**Stated problem:**
Copy out all of the data exactly as it appears.

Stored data
↓

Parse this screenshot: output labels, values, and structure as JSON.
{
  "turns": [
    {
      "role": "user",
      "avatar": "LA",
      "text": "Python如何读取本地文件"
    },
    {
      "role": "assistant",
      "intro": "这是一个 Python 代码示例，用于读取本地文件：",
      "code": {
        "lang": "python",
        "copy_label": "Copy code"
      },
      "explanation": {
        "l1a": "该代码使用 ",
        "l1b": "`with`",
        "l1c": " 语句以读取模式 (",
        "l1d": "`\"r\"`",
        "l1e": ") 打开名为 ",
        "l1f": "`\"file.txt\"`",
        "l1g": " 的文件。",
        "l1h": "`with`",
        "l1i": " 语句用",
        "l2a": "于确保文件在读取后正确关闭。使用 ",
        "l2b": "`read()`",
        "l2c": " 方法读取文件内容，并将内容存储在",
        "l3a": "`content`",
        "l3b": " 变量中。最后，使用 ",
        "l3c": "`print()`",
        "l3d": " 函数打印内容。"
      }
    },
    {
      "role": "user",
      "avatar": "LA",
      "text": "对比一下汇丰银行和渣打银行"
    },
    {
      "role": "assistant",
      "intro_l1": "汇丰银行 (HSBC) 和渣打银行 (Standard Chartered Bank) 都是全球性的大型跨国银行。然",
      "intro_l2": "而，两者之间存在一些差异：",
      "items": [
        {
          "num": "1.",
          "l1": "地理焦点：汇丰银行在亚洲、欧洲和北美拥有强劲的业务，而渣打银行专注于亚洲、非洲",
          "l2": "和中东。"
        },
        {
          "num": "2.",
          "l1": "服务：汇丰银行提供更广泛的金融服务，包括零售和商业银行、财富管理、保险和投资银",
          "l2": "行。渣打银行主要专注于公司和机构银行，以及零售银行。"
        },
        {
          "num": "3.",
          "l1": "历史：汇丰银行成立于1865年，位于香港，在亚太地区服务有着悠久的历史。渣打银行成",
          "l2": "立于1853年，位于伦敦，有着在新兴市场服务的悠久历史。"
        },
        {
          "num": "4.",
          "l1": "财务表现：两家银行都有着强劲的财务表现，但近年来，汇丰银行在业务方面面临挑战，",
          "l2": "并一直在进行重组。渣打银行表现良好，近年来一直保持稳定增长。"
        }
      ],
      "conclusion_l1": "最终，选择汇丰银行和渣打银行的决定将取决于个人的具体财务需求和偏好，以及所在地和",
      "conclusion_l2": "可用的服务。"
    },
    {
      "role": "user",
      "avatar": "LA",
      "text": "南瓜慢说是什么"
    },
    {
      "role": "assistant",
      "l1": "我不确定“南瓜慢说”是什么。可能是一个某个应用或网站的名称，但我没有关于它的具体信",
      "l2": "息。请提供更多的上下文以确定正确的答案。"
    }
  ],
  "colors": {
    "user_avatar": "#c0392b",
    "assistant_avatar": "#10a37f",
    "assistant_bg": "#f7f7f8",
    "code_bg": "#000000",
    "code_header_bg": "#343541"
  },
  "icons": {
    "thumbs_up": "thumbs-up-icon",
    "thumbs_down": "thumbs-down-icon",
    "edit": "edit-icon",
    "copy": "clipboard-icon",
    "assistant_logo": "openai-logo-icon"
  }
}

↑

**Full response:**
Parse this screenshot: output labels, values, and structure as JSON.
{
  "turns": [
    {
      "role": "user",
      "avatar": "LA",
      "text": "Python如何读取本地文件"
    },
    {
      "role": "assistant",
      "intro": "这是一个 Python 代码示例，用于读取本地文件：",
      "code": {
        "lang": "python",
        "copy_label": "Copy code"
      },
      "explanation": {
        "l1a": "该代码使用 ",
        "l1b": "`with`",
        "l1c": " 语句以读取模式 (",
        "l1d": "`\"r\"`",
        "l1e": ") 打开名为 ",
        "l1f": "`\"file.txt\"`",
        "l1g": " 的文件。",
        "l1h": "`with`",
        "l1i": " 语句用",
        "l2a": "于确保文件在读取后正确关闭。使用 ",
        "l2b": "`read()`",
        "l2c": " 方法读取文件内容，并将内容存储在",
        "l3a": "`content`",
        "l3b": " 变量中。最后，使用 ",
        "l3c": "`print()`",
        "l3d": " 函数打印内容。"
      }
    },
    {
      "role": "user",
      "avatar": "LA",
      "text": "对比一下汇丰银行和渣打银行"
    },
    {
      "role": "assistant",
      "intro_l1": "汇丰银行 (HSBC) 和渣打银行 (Standard Chartered Bank) 都是全球性的大型跨国银行。然",
      "intro_l2": "而，两者之间存在一些差异：",
      "items": [
        {
          "num": "1.",
          "l1": "地理焦点：汇丰银行在亚洲、欧洲和北美拥有强劲的业务，而渣打银行专注于亚洲、非洲",
          "l2": "和中东。"
        },
        {
          "num": "2.",
          "l1": "服务：汇丰银行提供更广泛的金融服务，包括零售和商业银行、财富管理、保险和投资银",
          "l2": "行。渣打银行主要专注于公司和机构银行，以及零售银行。"
        },
        {
          "num": "3.",
          "l1": "历史：汇丰银行成立于1865年，位于香港，在亚太地区服务有着悠久的历史。渣打银行成",
          "l2": "立于1853年，位于伦敦，有着在新兴市场服务的悠久历史。"
        },
        {
          "num": "4.",
          "l1": "财务表现：两家银行都有着强劲的财务表现，但近年来，汇丰银行在业务方面面临挑战，",
          "l2": "并一直在进行重组。渣打银行表现良好，近年来一直保持稳定增长。"
        }
      ],
      "conclusion_l1": "最终，选择汇丰银行和渣打银行的决定将取决于个人的具体财务需求和偏好，以及所在地和",
      "conclusion_l2": "可用的服务。"
    },
    {
      "role": "user",
      "avatar": "LA",
      "text": "南瓜慢说是什么"
    },
    {
      "role": "assistant",
      "l1": "我不确定“南瓜慢说”是什么。可能是一个某个应用或网站的名称，但我没有关于它的具体信",
      "l2": "息。请提供更多的上下文以确定正确的答案。"
    }
  ],
  "colors": {
    "user_avatar": "#c0392b",
    "assistant_avatar": "#10a37f",
    "assistant_bg": "#f7f7f8",
    "code_bg": "#000000",
    "code_header_bg": "#343541"
  },
  "icons": {
    "thumbs_up": "thumbs-up-icon",
    "thumbs_down": "thumbs-down-icon",
    "edit": "edit-icon",
    "copy": "clipboard-icon",
    "assistant_logo": "openai-logo-icon"
  }
}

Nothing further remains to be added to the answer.